Given task |
Can you transcribe every entry word for word, skipping the images?

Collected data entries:
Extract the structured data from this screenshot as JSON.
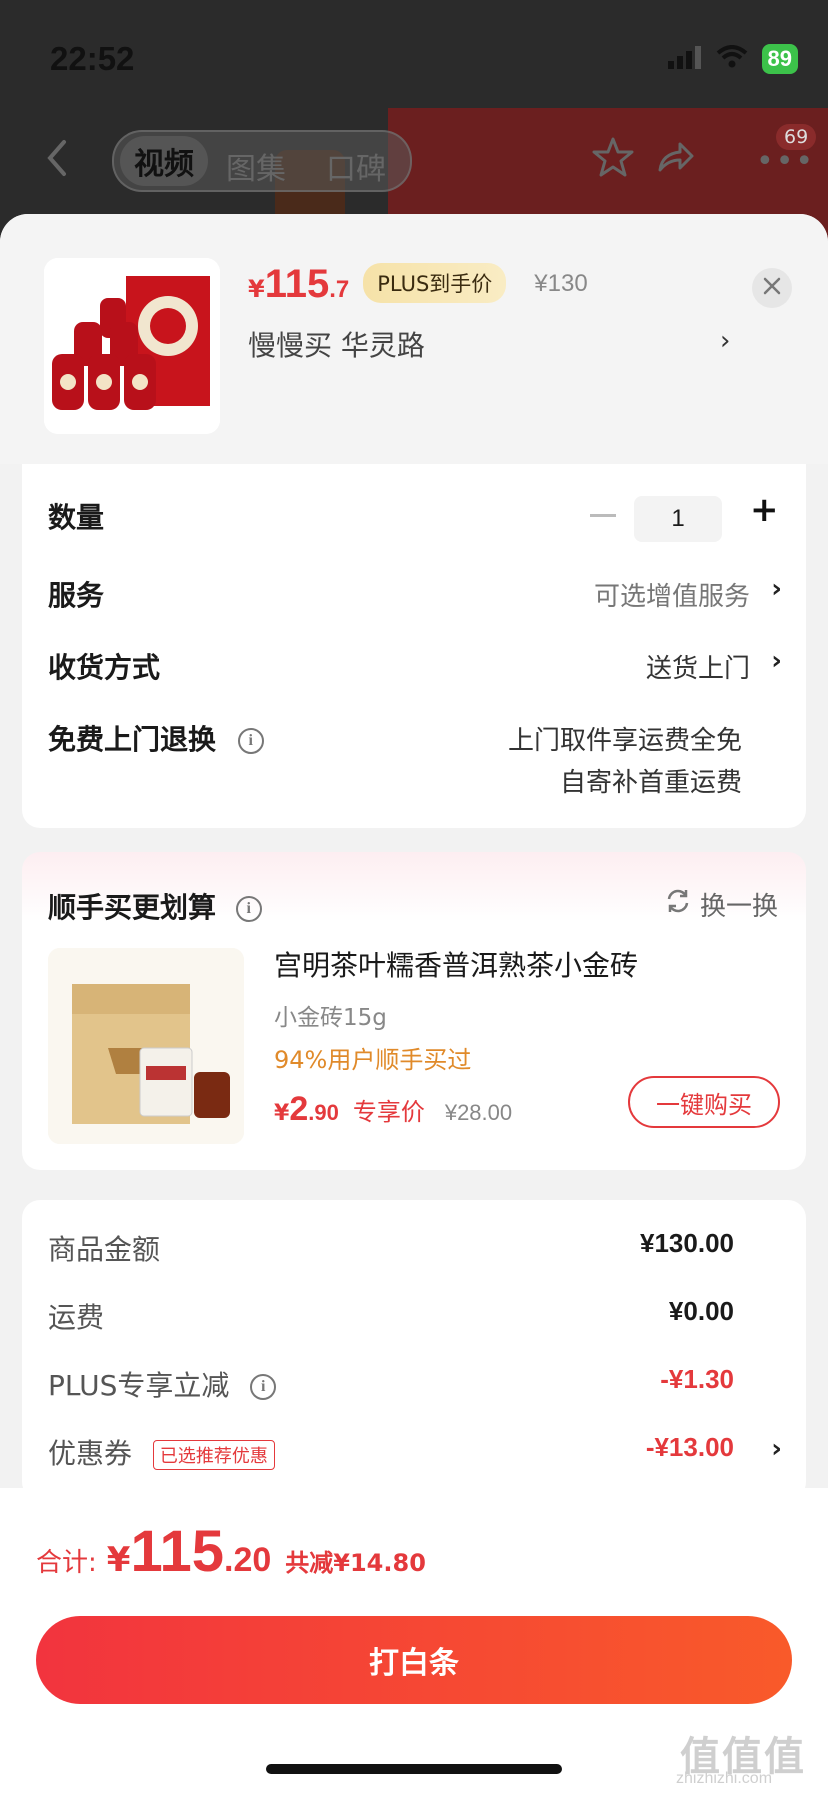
{
  "status_bar": {
    "time": "22:52",
    "battery": "89"
  },
  "nav": {
    "tabs": [
      {
        "label": "视频",
        "active": true
      },
      {
        "label": "图集",
        "active": false
      },
      {
        "label": "口碑",
        "active": false
      }
    ],
    "badge": "69"
  },
  "product": {
    "price_yen": "¥",
    "price_int": "115",
    "price_dec": ".7",
    "plus_badge": "PLUS到手价",
    "orig_price": "¥130",
    "shop_line": "慢慢买  华灵路"
  },
  "options": {
    "quantity": {
      "label": "数量",
      "value": "1"
    },
    "service": {
      "label": "服务",
      "value": "可选增值服务"
    },
    "delivery": {
      "label": "收货方式",
      "value": "送货上门"
    },
    "return": {
      "label": "免费上门退换",
      "line1": "上门取件享运费全免",
      "line2": "自寄补首重运费"
    }
  },
  "recommend": {
    "title": "顺手买更划算",
    "swap": "换一换",
    "name": "宫明茶叶糯香普洱熟茶小金砖",
    "spec": "小金砖15g",
    "bought": "94%用户顺手买过",
    "price_yen": "¥",
    "price_int": "2",
    "price_dec": ".90",
    "price_tag": "专享价",
    "orig_price": "¥28.00",
    "buy_label": "一键购买"
  },
  "summary": {
    "items": [
      {
        "label": "商品金额",
        "value": "¥130.00"
      },
      {
        "label": "运费",
        "value": "¥0.00"
      },
      {
        "label": "PLUS专享立减",
        "value": "-¥1.30"
      },
      {
        "label": "优惠券",
        "value": "-¥13.00",
        "tag": "已选推荐优惠"
      }
    ]
  },
  "footer": {
    "total_label": "合计:",
    "total_yen": "¥",
    "total_int": "115",
    "total_dec": ".20",
    "total_save": "共减¥14.80",
    "pay_label": "打白条",
    "watermark": "值值值",
    "watermark_sub": "zhizhizhi.com"
  },
  "colors": {
    "accent": "#e4393c",
    "plus_gold": "#f6e2a8",
    "bought_orange": "#e08a2a"
  },
  "icons": [
    "back-icon",
    "star-icon",
    "share-icon",
    "more-icon",
    "close-icon",
    "info-icon",
    "refresh-icon",
    "chevron-right-icon",
    "plus-icon",
    "minus-icon"
  ]
}
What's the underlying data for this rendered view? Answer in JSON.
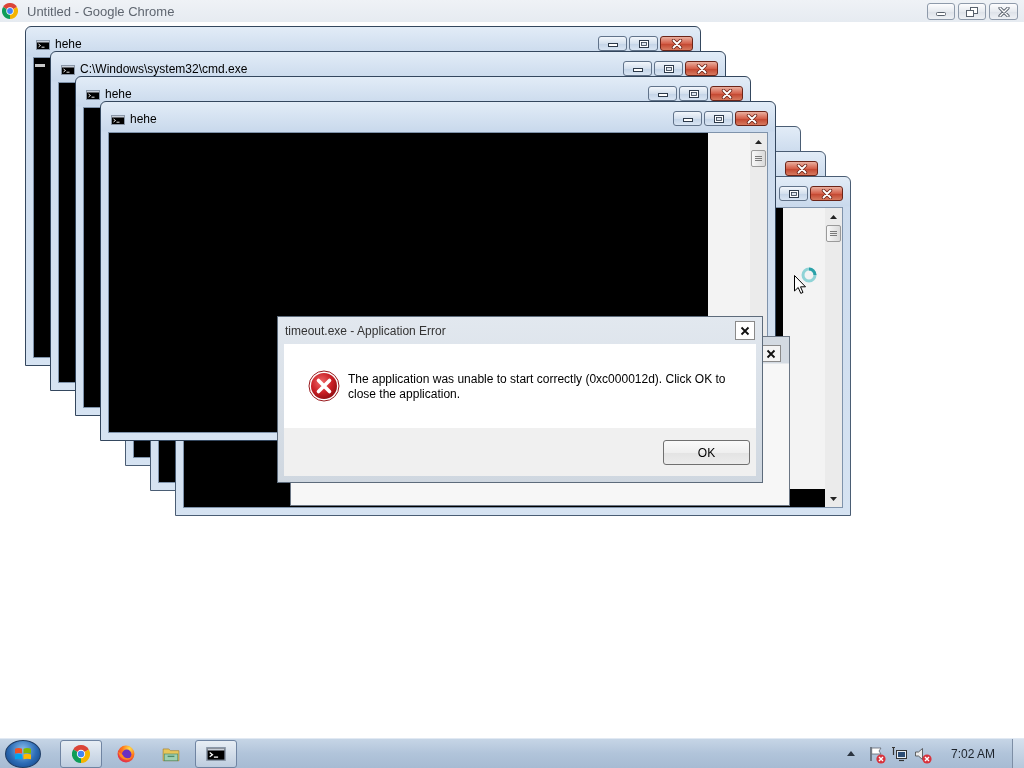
{
  "browser_window": {
    "title": "Untitled - Google Chrome"
  },
  "console_windows": [
    {
      "kind": "window",
      "title": "hehe",
      "cursor": true
    },
    {
      "kind": "window",
      "title": "C:\\Windows\\system32\\cmd.exe",
      "cursor": false
    },
    {
      "kind": "window",
      "title": "hehe",
      "cursor": false
    },
    {
      "kind": "window",
      "title": "hehe",
      "cursor": false
    },
    {
      "kind": "ghost"
    },
    {
      "kind": "ghost"
    },
    {
      "kind": "ghost"
    }
  ],
  "error_dialog": {
    "title": "timeout.exe - Application Error",
    "message": "The application was unable to start correctly (0xc000012d). Click OK to close the application.",
    "button": "OK"
  },
  "taskbar": {
    "buttons": [
      {
        "kind": "chrome",
        "running": true
      },
      {
        "kind": "firefox",
        "running": false
      },
      {
        "kind": "folder",
        "running": false
      },
      {
        "kind": "console",
        "running": true
      }
    ],
    "tray": {
      "action_center_alert": true,
      "volume_muted": true,
      "clock": "7:02 AM"
    }
  }
}
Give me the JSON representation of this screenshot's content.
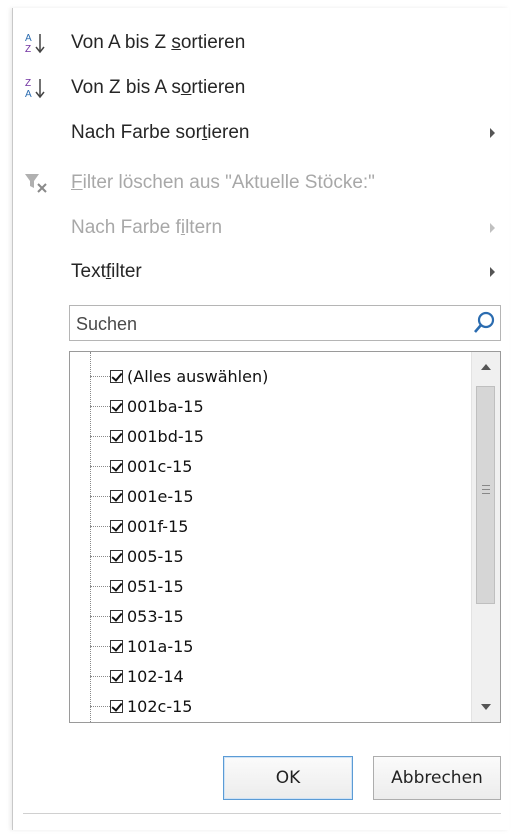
{
  "menu": {
    "sort_az": {
      "before": "Von A bis Z ",
      "accel": "s",
      "after": "ortieren",
      "icon": "sort-ascending-icon"
    },
    "sort_za": {
      "before": "Von Z bis A s",
      "accel": "o",
      "after": "rtieren",
      "icon": "sort-descending-icon"
    },
    "sort_color": {
      "before": "Nach Farbe sor",
      "accel": "t",
      "after": "ieren"
    },
    "clear_filter": {
      "before": "",
      "accel": "F",
      "after": "ilter löschen aus \"Aktuelle Stöcke:\"",
      "icon": "clear-filter-icon"
    },
    "filter_color": {
      "before": "Nach Farbe f",
      "accel": "i",
      "after": "ltern"
    },
    "text_filter": {
      "before": "Text",
      "accel": "f",
      "after": "ilter"
    }
  },
  "search": {
    "placeholder": "Suchen",
    "value": ""
  },
  "list": {
    "items": [
      "(Alles auswählen)",
      "001ba-15",
      "001bd-15",
      "001c-15",
      "001e-15",
      "001f-15",
      "005-15",
      "051-15",
      "053-15",
      "101a-15",
      "102-14",
      "102c-15"
    ]
  },
  "buttons": {
    "ok": "OK",
    "cancel": "Abbrechen"
  },
  "colors": {
    "accent": "#5b9bd5",
    "search_icon": "#2b6cb0",
    "disabled_text": "#a8a8a8"
  }
}
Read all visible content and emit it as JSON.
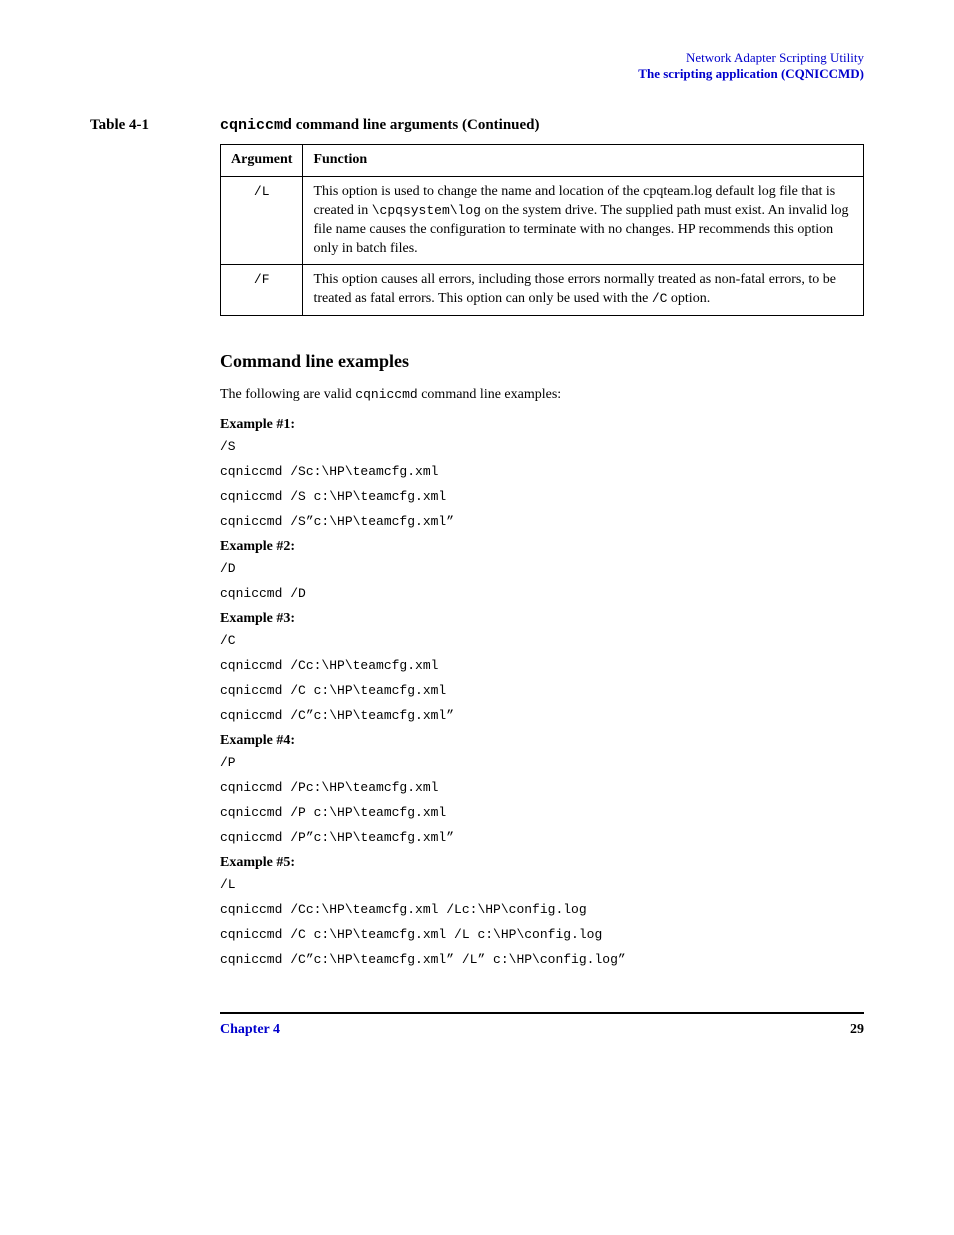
{
  "header": {
    "utility": "Network Adapter Scripting Utility",
    "section": "The scripting application (CQNICCMD)"
  },
  "table_caption": {
    "label": "Table 4-1",
    "prefix_code": "cqniccmd",
    "suffix_text": " command line arguments (Continued)"
  },
  "table": {
    "head": {
      "arg": "Argument",
      "func": "Function"
    },
    "rows": [
      {
        "arg": "/L",
        "func_pre": "This option is used to change the name and location of the cpqteam.log default log file that is created in ",
        "func_code": "\\cpqsystem\\log",
        "func_post": " on the system drive. The supplied path must exist. An invalid log file name causes the configuration to terminate with no changes. HP recommends this option only in batch files."
      },
      {
        "arg": "/F",
        "func_pre": "This option causes all errors, including those errors normally treated as non-fatal errors, to be treated as fatal errors. This option can only be used with the ",
        "func_code": "/C",
        "func_post": " option."
      }
    ]
  },
  "examples": {
    "heading": "Command line examples",
    "intro_pre": "The following are valid ",
    "intro_code": "cqniccmd",
    "intro_post": " command line examples:",
    "items": [
      {
        "title": "Example #1:",
        "lines": [
          "/S",
          "cqniccmd /Sc:\\HP\\teamcfg.xml",
          "cqniccmd /S c:\\HP\\teamcfg.xml",
          "cqniccmd /S”c:\\HP\\teamcfg.xml”"
        ]
      },
      {
        "title": "Example #2:",
        "lines": [
          "/D",
          "cqniccmd /D"
        ]
      },
      {
        "title": "Example #3:",
        "lines": [
          "/C",
          "cqniccmd /Cc:\\HP\\teamcfg.xml",
          "cqniccmd /C c:\\HP\\teamcfg.xml",
          "cqniccmd /C”c:\\HP\\teamcfg.xml”"
        ]
      },
      {
        "title": "Example #4:",
        "lines": [
          "/P",
          "cqniccmd /Pc:\\HP\\teamcfg.xml",
          "cqniccmd /P c:\\HP\\teamcfg.xml",
          "cqniccmd /P”c:\\HP\\teamcfg.xml”"
        ]
      },
      {
        "title": "Example #5:",
        "lines": [
          "/L",
          "cqniccmd /Cc:\\HP\\teamcfg.xml /Lc:\\HP\\config.log",
          "cqniccmd /C c:\\HP\\teamcfg.xml /L c:\\HP\\config.log",
          "cqniccmd /C”c:\\HP\\teamcfg.xml” /L” c:\\HP\\config.log”"
        ]
      }
    ]
  },
  "footer": {
    "chapter": "Chapter 4",
    "page": "29"
  }
}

Solution to this problem |
Extract the structured data from this screenshot as JSON.
{
  "status_bar": {
    "time": "22:52",
    "battery": "89"
  },
  "nav": {
    "tabs": [
      {
        "label": "视频",
        "active": true
      },
      {
        "label": "图集",
        "active": false
      },
      {
        "label": "口碑",
        "active": false
      }
    ],
    "badge": "69"
  },
  "product": {
    "price_yen": "¥",
    "price_int": "115",
    "price_dec": ".7",
    "plus_badge": "PLUS到手价",
    "orig_price": "¥130",
    "shop_line": "慢慢买  华灵路"
  },
  "options": {
    "quantity": {
      "label": "数量",
      "value": "1"
    },
    "service": {
      "label": "服务",
      "value": "可选增值服务"
    },
    "delivery": {
      "label": "收货方式",
      "value": "送货上门"
    },
    "return": {
      "label": "免费上门退换",
      "line1": "上门取件享运费全免",
      "line2": "自寄补首重运费"
    }
  },
  "recommend": {
    "title": "顺手买更划算",
    "swap": "换一换",
    "name": "宫明茶叶糯香普洱熟茶小金砖",
    "spec": "小金砖15g",
    "bought": "94%用户顺手买过",
    "price_yen": "¥",
    "price_int": "2",
    "price_dec": ".90",
    "price_tag": "专享价",
    "orig_price": "¥28.00",
    "buy_label": "一键购买"
  },
  "summary": {
    "items": [
      {
        "label": "商品金额",
        "value": "¥130.00"
      },
      {
        "label": "运费",
        "value": "¥0.00"
      },
      {
        "label": "PLUS专享立减",
        "value": "-¥1.30"
      },
      {
        "label": "优惠券",
        "value": "-¥13.00",
        "tag": "已选推荐优惠"
      }
    ]
  },
  "footer": {
    "total_label": "合计:",
    "total_yen": "¥",
    "total_int": "115",
    "total_dec": ".20",
    "total_save": "共减¥14.80",
    "pay_label": "打白条",
    "watermark": "值值值",
    "watermark_sub": "zhizhizhi.com"
  },
  "colors": {
    "accent": "#e4393c",
    "plus_gold": "#f6e2a8",
    "bought_orange": "#e08a2a"
  },
  "icons": [
    "back-icon",
    "star-icon",
    "share-icon",
    "more-icon",
    "close-icon",
    "info-icon",
    "refresh-icon",
    "chevron-right-icon",
    "plus-icon",
    "minus-icon"
  ]
}
What's the underlying data for this rendered view? Answer in JSON.
{
  "browser_window": {
    "title": "Untitled - Google Chrome"
  },
  "console_windows": [
    {
      "kind": "window",
      "title": "hehe",
      "cursor": true
    },
    {
      "kind": "window",
      "title": "C:\\Windows\\system32\\cmd.exe",
      "cursor": false
    },
    {
      "kind": "window",
      "title": "hehe",
      "cursor": false
    },
    {
      "kind": "window",
      "title": "hehe",
      "cursor": false
    },
    {
      "kind": "ghost"
    },
    {
      "kind": "ghost"
    },
    {
      "kind": "ghost"
    }
  ],
  "error_dialog": {
    "title": "timeout.exe - Application Error",
    "message": "The application was unable to start correctly (0xc000012d). Click OK to close the application.",
    "button": "OK"
  },
  "taskbar": {
    "buttons": [
      {
        "kind": "chrome",
        "running": true
      },
      {
        "kind": "firefox",
        "running": false
      },
      {
        "kind": "folder",
        "running": false
      },
      {
        "kind": "console",
        "running": true
      }
    ],
    "tray": {
      "action_center_alert": true,
      "volume_muted": true,
      "clock": "7:02 AM"
    }
  }
}
Give me the JSON representation of this screenshot's content.
{
  "menu": {
    "sort_az": {
      "before": "Von A bis Z ",
      "accel": "s",
      "after": "ortieren",
      "icon": "sort-ascending-icon"
    },
    "sort_za": {
      "before": "Von Z bis A s",
      "accel": "o",
      "after": "rtieren",
      "icon": "sort-descending-icon"
    },
    "sort_color": {
      "before": "Nach Farbe sor",
      "accel": "t",
      "after": "ieren"
    },
    "clear_filter": {
      "before": "",
      "accel": "F",
      "after": "ilter löschen aus \"Aktuelle Stöcke:\"",
      "icon": "clear-filter-icon"
    },
    "filter_color": {
      "before": "Nach Farbe f",
      "accel": "i",
      "after": "ltern"
    },
    "text_filter": {
      "before": "Text",
      "accel": "f",
      "after": "ilter"
    }
  },
  "search": {
    "placeholder": "Suchen",
    "value": ""
  },
  "list": {
    "items": [
      "(Alles auswählen)",
      "001ba-15",
      "001bd-15",
      "001c-15",
      "001e-15",
      "001f-15",
      "005-15",
      "051-15",
      "053-15",
      "101a-15",
      "102-14",
      "102c-15"
    ]
  },
  "buttons": {
    "ok": "OK",
    "cancel": "Abbrechen"
  },
  "colors": {
    "accent": "#5b9bd5",
    "search_icon": "#2b6cb0",
    "disabled_text": "#a8a8a8"
  }
}
Read all visible content and emit it as JSON.
{
  "header": {
    "utility": "Network Adapter Scripting Utility",
    "section": "The scripting application (CQNICCMD)"
  },
  "table_caption": {
    "label": "Table 4-1",
    "prefix_code": "cqniccmd",
    "suffix_text": " command line arguments (Continued)"
  },
  "table": {
    "head": {
      "arg": "Argument",
      "func": "Function"
    },
    "rows": [
      {
        "arg": "/L",
        "func_pre": "This option is used to change the name and location of the cpqteam.log default log file that is created in ",
        "func_code": "\\cpqsystem\\log",
        "func_post": " on the system drive. The supplied path must exist. An invalid log file name causes the configuration to terminate with no changes. HP recommends this option only in batch files."
      },
      {
        "arg": "/F",
        "func_pre": "This option causes all errors, including those errors normally treated as non-fatal errors, to be treated as fatal errors. This option can only be used with the ",
        "func_code": "/C",
        "func_post": " option."
      }
    ]
  },
  "examples": {
    "heading": "Command line examples",
    "intro_pre": "The following are valid ",
    "intro_code": "cqniccmd",
    "intro_post": " command line examples:",
    "items": [
      {
        "title": "Example #1:",
        "lines": [
          "/S",
          "cqniccmd /Sc:\\HP\\teamcfg.xml",
          "cqniccmd /S c:\\HP\\teamcfg.xml",
          "cqniccmd /S”c:\\HP\\teamcfg.xml”"
        ]
      },
      {
        "title": "Example #2:",
        "lines": [
          "/D",
          "cqniccmd /D"
        ]
      },
      {
        "title": "Example #3:",
        "lines": [
          "/C",
          "cqniccmd /Cc:\\HP\\teamcfg.xml",
          "cqniccmd /C c:\\HP\\teamcfg.xml",
          "cqniccmd /C”c:\\HP\\teamcfg.xml”"
        ]
      },
      {
        "title": "Example #4:",
        "lines": [
          "/P",
          "cqniccmd /Pc:\\HP\\teamcfg.xml",
          "cqniccmd /P c:\\HP\\teamcfg.xml",
          "cqniccmd /P”c:\\HP\\teamcfg.xml”"
        ]
      },
      {
        "title": "Example #5:",
        "lines": [
          "/L",
          "cqniccmd /Cc:\\HP\\teamcfg.xml /Lc:\\HP\\config.log",
          "cqniccmd /C c:\\HP\\teamcfg.xml /L c:\\HP\\config.log",
          "cqniccmd /C”c:\\HP\\teamcfg.xml” /L” c:\\HP\\config.log”"
        ]
      }
    ]
  },
  "footer": {
    "chapter": "Chapter 4",
    "page": "29"
  }
}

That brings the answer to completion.